**Job:**
In the material below, identify each line bearing the word "that". Reproduce those lines.

======== Material

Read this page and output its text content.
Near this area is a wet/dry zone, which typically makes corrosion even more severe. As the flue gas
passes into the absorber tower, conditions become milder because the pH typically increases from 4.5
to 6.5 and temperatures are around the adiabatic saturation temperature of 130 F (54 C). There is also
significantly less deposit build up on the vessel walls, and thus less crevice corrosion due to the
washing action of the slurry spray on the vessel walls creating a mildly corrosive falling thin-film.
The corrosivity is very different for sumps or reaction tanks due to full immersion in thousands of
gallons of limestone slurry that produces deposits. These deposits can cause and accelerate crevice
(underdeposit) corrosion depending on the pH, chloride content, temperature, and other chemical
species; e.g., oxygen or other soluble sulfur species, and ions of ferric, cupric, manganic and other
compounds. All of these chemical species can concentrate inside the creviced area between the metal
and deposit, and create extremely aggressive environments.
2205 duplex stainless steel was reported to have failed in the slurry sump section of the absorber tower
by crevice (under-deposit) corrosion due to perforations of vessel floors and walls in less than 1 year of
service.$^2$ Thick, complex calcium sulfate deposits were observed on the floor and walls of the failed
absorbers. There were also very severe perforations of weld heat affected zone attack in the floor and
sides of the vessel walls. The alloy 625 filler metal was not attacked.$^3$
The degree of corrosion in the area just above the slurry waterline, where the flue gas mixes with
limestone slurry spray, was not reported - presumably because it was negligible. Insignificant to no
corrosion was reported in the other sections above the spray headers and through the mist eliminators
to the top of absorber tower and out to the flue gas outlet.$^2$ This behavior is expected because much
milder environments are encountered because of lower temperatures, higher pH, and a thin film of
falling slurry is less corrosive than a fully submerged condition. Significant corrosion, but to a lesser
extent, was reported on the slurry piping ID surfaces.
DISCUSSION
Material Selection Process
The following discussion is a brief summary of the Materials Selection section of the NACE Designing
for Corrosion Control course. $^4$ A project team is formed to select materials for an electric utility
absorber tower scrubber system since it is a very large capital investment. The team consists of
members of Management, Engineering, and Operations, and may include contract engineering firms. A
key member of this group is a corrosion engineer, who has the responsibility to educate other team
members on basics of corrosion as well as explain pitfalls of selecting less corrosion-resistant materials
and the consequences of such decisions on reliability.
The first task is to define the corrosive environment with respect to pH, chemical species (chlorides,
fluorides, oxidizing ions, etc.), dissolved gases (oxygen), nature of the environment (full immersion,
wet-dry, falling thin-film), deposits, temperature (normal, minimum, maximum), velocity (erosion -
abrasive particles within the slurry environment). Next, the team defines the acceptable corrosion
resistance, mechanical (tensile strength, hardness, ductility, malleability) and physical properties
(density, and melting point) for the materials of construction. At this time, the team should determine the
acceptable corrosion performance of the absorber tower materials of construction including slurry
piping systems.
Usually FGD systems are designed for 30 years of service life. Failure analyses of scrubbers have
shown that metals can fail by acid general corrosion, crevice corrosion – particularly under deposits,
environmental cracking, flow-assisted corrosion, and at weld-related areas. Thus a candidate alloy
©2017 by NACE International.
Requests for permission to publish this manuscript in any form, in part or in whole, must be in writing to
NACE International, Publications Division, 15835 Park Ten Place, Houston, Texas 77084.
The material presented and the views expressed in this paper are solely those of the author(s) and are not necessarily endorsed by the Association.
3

================

**Correct result:**
gallons of limestone slurry that produces deposits. These deposits can cause and accelerate crevice
shown that metals can fail by acid general corrosion, crevice corrosion – particularly under deposits,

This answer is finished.